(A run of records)
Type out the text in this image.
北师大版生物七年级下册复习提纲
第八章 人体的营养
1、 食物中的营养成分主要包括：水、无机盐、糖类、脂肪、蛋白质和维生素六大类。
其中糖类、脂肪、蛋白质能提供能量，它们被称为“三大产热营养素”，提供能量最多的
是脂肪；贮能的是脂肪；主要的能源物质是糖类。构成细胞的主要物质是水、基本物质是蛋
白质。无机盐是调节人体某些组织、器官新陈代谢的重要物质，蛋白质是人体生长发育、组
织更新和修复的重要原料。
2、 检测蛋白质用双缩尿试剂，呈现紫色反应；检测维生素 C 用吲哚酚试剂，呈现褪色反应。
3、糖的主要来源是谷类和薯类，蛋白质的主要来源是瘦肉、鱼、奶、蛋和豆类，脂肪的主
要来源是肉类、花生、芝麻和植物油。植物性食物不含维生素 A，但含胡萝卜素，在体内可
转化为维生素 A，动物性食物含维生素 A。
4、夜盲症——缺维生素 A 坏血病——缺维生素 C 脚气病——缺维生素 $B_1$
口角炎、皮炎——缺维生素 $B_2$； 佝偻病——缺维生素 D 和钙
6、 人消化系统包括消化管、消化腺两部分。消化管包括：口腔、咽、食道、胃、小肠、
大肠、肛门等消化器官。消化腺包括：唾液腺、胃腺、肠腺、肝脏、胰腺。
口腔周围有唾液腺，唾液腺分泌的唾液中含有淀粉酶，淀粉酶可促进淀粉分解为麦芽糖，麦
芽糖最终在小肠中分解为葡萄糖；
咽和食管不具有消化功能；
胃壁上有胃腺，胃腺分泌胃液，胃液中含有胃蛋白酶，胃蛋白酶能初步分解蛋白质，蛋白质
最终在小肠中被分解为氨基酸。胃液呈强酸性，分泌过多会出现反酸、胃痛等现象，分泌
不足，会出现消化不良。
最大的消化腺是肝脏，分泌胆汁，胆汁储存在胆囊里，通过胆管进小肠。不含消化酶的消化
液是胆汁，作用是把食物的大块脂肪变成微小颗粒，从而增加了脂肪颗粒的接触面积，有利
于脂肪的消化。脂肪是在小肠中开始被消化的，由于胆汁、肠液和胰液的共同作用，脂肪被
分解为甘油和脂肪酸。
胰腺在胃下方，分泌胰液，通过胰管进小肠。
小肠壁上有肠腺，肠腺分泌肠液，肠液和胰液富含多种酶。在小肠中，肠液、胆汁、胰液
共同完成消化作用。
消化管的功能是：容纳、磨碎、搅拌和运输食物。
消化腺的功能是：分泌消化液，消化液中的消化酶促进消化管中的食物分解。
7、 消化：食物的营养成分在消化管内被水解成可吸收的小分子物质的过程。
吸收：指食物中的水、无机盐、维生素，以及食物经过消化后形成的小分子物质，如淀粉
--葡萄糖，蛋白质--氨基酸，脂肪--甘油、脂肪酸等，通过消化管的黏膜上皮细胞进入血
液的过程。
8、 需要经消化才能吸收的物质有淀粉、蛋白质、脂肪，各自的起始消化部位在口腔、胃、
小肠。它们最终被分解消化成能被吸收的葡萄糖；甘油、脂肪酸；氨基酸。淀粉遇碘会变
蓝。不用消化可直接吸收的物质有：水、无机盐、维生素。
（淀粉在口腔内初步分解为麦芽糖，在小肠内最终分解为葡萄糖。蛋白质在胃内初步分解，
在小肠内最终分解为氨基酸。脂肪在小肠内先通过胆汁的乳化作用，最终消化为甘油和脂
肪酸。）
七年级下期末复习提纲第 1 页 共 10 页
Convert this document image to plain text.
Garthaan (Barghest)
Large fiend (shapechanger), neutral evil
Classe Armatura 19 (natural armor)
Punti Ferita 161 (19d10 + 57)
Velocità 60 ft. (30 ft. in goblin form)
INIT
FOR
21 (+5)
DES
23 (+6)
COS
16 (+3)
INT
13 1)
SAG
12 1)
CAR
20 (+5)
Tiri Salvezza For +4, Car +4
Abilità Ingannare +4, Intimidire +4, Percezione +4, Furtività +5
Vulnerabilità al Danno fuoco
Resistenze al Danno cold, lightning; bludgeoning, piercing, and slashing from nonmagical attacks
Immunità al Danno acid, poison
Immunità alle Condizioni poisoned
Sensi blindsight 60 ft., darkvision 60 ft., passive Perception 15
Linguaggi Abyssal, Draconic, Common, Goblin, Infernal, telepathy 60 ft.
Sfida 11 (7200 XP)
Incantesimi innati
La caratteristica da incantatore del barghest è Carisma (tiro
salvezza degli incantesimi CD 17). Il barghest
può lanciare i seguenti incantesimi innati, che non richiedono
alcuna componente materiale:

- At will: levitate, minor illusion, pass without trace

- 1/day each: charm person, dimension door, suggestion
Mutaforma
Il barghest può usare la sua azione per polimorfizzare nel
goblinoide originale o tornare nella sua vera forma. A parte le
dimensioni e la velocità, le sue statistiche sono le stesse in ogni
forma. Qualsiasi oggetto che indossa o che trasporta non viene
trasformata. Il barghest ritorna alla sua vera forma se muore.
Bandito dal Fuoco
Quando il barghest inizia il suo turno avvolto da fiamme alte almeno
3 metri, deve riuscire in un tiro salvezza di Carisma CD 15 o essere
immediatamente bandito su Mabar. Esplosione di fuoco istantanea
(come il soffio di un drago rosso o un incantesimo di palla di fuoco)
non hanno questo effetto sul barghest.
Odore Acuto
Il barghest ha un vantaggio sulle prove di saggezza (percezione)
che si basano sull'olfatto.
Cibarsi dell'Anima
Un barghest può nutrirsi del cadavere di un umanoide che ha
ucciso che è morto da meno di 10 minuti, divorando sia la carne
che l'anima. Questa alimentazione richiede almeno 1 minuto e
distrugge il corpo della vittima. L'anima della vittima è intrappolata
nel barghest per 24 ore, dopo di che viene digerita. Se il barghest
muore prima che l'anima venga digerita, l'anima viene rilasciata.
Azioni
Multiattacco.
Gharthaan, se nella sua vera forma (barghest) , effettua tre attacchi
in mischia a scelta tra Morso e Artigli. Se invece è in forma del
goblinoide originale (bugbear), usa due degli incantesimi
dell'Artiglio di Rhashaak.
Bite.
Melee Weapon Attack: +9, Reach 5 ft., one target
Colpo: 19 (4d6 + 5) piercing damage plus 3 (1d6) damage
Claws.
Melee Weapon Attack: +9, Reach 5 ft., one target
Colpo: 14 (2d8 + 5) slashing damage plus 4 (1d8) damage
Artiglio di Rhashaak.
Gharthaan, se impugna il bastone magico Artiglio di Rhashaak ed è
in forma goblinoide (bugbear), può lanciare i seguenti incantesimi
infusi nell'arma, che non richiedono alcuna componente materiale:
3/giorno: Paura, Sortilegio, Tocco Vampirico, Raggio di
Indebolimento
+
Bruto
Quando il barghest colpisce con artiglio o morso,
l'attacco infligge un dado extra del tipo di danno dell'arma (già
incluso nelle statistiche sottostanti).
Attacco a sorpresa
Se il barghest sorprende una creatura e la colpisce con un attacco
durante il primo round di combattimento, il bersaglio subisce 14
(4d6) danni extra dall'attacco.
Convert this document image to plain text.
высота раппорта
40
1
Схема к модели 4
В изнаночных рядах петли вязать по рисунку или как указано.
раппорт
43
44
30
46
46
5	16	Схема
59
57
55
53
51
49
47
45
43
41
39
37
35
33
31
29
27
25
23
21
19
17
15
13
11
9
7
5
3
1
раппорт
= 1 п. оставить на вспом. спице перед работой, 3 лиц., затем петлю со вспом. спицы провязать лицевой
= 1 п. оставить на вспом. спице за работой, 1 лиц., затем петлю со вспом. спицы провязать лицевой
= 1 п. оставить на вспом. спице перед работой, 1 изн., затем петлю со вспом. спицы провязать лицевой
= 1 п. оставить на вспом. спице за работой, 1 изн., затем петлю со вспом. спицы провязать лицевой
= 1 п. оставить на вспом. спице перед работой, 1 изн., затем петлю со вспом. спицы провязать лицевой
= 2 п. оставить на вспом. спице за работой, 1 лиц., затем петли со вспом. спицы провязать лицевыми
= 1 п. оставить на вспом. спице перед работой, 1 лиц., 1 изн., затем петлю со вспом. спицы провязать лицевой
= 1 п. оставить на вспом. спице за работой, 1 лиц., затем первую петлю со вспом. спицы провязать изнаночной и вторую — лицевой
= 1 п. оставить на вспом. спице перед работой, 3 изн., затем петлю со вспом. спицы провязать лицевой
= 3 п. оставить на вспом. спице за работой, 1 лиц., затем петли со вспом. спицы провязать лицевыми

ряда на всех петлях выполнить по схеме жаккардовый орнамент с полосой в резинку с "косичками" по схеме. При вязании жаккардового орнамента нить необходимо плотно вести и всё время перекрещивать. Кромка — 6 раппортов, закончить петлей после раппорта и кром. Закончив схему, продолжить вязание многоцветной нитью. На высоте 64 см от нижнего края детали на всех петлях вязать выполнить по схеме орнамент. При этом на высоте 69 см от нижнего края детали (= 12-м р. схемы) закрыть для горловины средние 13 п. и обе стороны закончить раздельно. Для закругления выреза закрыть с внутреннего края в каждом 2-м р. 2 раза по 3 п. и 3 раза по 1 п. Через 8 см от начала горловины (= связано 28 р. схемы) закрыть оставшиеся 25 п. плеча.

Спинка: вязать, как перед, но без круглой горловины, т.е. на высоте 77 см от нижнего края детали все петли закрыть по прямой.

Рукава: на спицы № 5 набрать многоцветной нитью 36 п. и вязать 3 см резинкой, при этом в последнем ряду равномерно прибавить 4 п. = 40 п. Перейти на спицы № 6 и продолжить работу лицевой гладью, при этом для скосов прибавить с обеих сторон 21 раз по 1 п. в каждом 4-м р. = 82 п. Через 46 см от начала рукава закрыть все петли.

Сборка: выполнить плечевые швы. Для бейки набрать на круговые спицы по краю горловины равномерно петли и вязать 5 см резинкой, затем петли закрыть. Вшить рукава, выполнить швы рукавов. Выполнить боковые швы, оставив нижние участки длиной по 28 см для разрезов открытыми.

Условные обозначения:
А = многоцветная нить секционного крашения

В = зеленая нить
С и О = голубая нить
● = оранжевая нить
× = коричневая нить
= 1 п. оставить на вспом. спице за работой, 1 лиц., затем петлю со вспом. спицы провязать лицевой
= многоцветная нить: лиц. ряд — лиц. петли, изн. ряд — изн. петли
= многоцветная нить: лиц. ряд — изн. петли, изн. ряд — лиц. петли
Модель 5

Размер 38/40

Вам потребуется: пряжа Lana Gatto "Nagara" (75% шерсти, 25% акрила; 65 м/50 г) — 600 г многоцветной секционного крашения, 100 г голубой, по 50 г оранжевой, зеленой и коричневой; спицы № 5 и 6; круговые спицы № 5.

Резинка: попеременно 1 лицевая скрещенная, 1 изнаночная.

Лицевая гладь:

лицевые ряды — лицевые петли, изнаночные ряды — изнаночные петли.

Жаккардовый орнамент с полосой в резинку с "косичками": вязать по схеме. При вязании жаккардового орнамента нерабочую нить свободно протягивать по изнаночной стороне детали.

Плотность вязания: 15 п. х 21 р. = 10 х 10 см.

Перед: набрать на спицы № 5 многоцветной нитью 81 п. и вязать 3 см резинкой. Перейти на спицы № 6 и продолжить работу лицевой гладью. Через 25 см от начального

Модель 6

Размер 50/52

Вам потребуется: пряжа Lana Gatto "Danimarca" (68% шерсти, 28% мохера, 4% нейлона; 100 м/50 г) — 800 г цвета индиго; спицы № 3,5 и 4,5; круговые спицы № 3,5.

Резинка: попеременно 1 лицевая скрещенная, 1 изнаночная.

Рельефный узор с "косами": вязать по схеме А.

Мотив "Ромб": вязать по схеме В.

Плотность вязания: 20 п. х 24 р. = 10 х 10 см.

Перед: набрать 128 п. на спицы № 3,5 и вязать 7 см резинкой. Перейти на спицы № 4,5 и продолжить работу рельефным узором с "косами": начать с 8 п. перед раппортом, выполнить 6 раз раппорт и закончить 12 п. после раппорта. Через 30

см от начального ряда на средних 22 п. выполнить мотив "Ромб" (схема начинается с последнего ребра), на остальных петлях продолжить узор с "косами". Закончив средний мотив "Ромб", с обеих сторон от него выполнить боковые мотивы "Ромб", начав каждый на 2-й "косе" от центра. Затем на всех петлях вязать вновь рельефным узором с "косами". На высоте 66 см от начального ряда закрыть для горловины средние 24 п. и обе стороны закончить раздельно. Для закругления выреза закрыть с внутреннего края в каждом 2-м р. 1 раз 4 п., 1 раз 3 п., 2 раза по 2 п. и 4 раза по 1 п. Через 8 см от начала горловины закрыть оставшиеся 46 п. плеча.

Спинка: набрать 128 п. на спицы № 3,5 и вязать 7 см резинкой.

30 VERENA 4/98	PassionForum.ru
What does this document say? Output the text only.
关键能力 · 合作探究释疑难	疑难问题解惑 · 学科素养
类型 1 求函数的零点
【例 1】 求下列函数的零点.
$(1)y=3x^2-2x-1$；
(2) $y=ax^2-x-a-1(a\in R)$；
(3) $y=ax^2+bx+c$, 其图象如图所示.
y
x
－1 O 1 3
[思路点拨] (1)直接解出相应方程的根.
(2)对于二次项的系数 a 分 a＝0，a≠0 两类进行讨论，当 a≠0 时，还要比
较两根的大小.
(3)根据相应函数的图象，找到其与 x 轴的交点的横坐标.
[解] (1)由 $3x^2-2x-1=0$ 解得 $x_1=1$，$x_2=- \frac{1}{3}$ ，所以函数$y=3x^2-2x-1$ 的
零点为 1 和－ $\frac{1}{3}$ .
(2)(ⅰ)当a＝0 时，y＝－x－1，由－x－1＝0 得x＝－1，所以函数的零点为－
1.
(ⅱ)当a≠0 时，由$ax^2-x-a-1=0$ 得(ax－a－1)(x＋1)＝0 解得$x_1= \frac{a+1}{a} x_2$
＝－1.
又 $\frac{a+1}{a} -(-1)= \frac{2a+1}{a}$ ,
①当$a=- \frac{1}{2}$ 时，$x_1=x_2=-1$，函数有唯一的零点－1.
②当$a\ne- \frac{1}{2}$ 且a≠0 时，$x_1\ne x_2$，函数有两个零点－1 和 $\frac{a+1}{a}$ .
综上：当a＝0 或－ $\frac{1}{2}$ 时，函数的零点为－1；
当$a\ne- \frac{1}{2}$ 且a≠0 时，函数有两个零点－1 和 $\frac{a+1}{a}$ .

#### [What this task involves]
Starting at the line with "What does this", copy every line up to and including the last one in the entries above.

#### [The result]
What does this document say? Output the text only.
关键能力 · 合作探究释疑难	疑难问题解惑 · 学科素养
类型 1 求函数的零点
【例 1】 求下列函数的零点.
$(1)y=3x^2-2x-1$；
(2) $y=ax^2-x-a-1(a\in R)$；
(3) $y=ax^2+bx+c$, 其图象如图所示.
y
x
－1 O 1 3
[思路点拨] (1)直接解出相应方程的根.
(2)对于二次项的系数 a 分 a＝0，a≠0 两类进行讨论，当 a≠0 时，还要比
较两根的大小.
(3)根据相应函数的图象，找到其与 x 轴的交点的横坐标.
[解] (1)由 $3x^2-2x-1=0$ 解得 $x_1=1$，$x_2=- \frac{1}{3}$ ，所以函数$y=3x^2-2x-1$ 的
零点为 1 和－ $\frac{1}{3}$ .
(2)(ⅰ)当a＝0 时，y＝－x－1，由－x－1＝0 得x＝－1，所以函数的零点为－
1.
(ⅱ)当a≠0 时，由$ax^2-x-a-1=0$ 得(ax－a－1)(x＋1)＝0 解得$x_1= \frac{a+1}{a} x_2$
＝－1.
又 $\frac{a+1}{a} -(-1)= \frac{2a+1}{a}$ ,
①当$a=- \frac{1}{2}$ 时，$x_1=x_2=-1$，函数有唯一的零点－1.
②当$a\ne- \frac{1}{2}$ 且a≠0 时，$x_1\ne x_2$，函数有两个零点－1 和 $\frac{a+1}{a}$ .
综上：当a＝0 或－ $\frac{1}{2}$ 时，函数的零点为－1；
当$a\ne- \frac{1}{2}$ 且a≠0 时，函数有两个零点－1 和 $\frac{a+1}{a}$ .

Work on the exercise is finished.